[Some records]
------------------------------------

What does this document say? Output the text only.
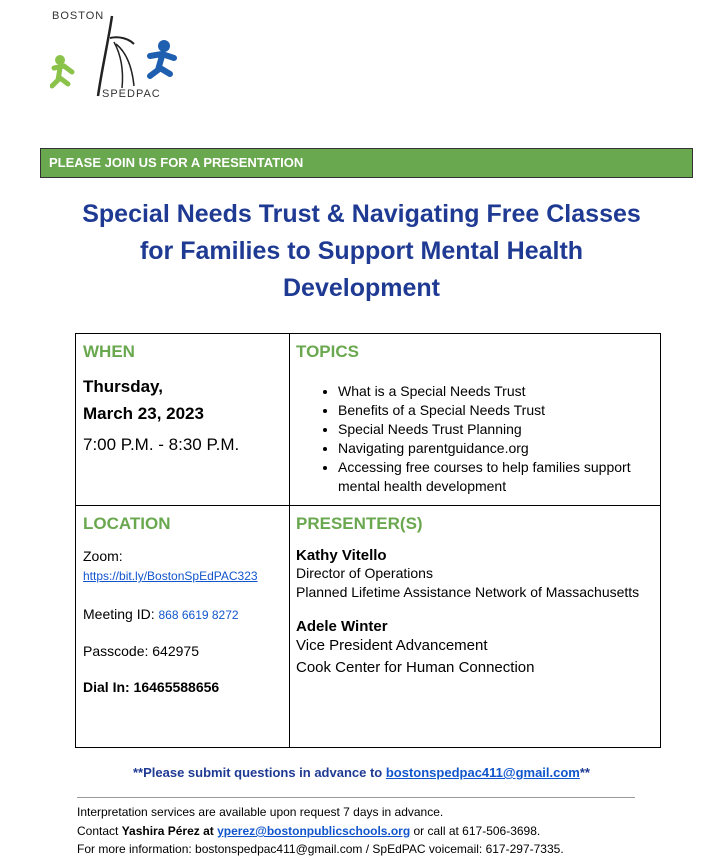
BOSTON
SPEDPAC
PLEASE JOIN US FOR A PRESENTATION
Special Needs Trust & Navigating Free Classes
for Families to Support Mental Health
Development
WHEN
Thursday,
March 23, 2023
7:00 P.M. - 8:30 P.M.
TOPICS
• What is a Special Needs Trust
• Benefits of a Special Needs Trust
• Special Needs Trust Planning
• Navigating parentguidance.org
• Accessing free courses to help families support mental health development
LOCATION
Zoom:
https://bit.ly/BostonSpEdPAC323
Meeting ID: 868 6619 8272
Passcode: 642975
Dial In: 16465588656
PRESENTER(S)
Kathy Vitello
Director of Operations
Planned Lifetime Assistance Network of Massachusetts
Adele Winter
Vice President Advancement
Cook Center for Human Connection
**Please submit questions in advance to bostonspedpac411@gmail.com**
Interpretation services are available upon request 7 days in advance.
Contact Yashira Pérez at yperez@bostonpublicschools.org or call at 617-506-3698.
For more information: bostonspedpac411@gmail.com / SpEdPAC voicemail: 617-297-7335.
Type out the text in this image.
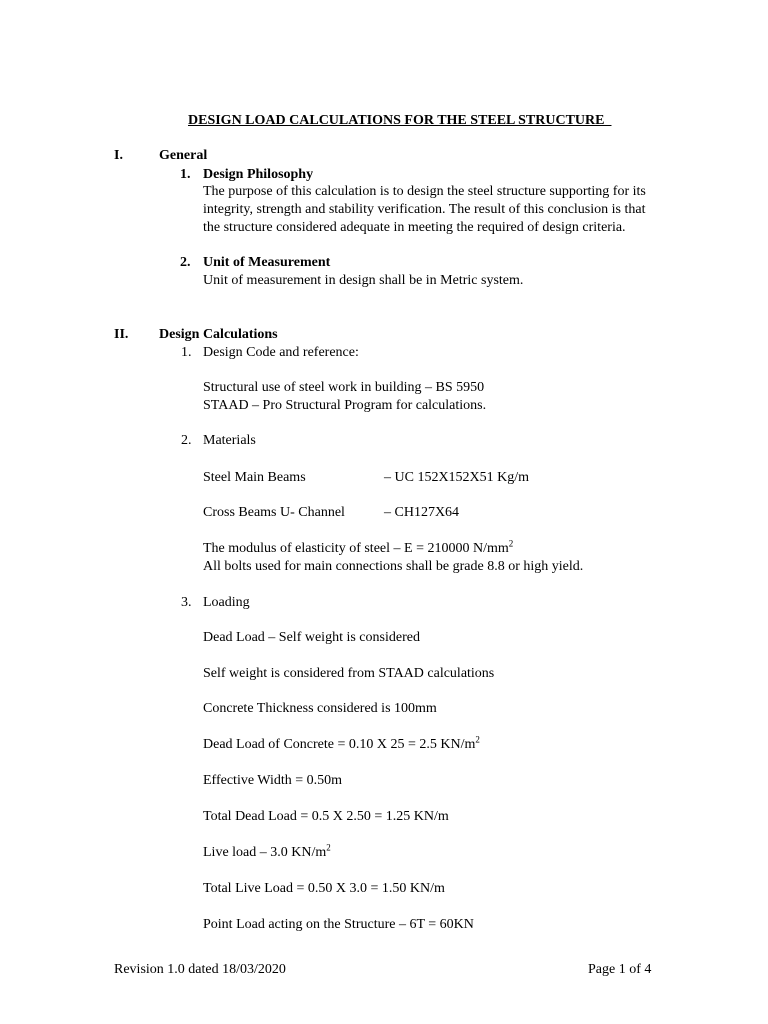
DESIGN LOAD CALCULATIONS FOR THE STEEL STRUCTURE
I.	General
1. Design Philosophy
The purpose of this calculation is to design the steel structure supporting for its
integrity, strength and stability verification. The result of this conclusion is that
the structure considered adequate in meeting the required of design criteria.
2. Unit of Measurement
Unit of measurement in design shall be in Metric system.
II. Design Calculations
1. Design Code and reference:
Structural use of steel work in building – BS 5950
STAAD – Pro Structural Program for calculations.
2. Materials
Steel Main Beams	– UC 152X152X51 Kg/m
Cross Beams U- Channel	– CH127X64
The modulus of elasticity of steel – E = 210000 $N/mm^2$
All bolts used for main connections shall be grade 8.8 or high yield.
3. Loading
Dead Load – Self weight is considered
Self weight is considered from STAAD calculations
Concrete Thickness considered is 100mm
Dead Load of Concrete = 0.10 X 25 = 2.5 $KN/m^2$
Effective Width = 0.50m
Total Dead Load = 0.5 X 2.50 = 1.25 KN/m
Live load – 3.0 $KN/m^2$
Total Live Load = 0.50 X 3.0 = 1.50 KN/m
Point Load acting on the Structure – 6T = 60KN
Revision 1.0 dated 18/03/2020	Page 1 of 4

------------------------------------

* Given request *
Reply with the number of lines in the material above that contain "Navigating", and nothing more.

* Response to this task *
2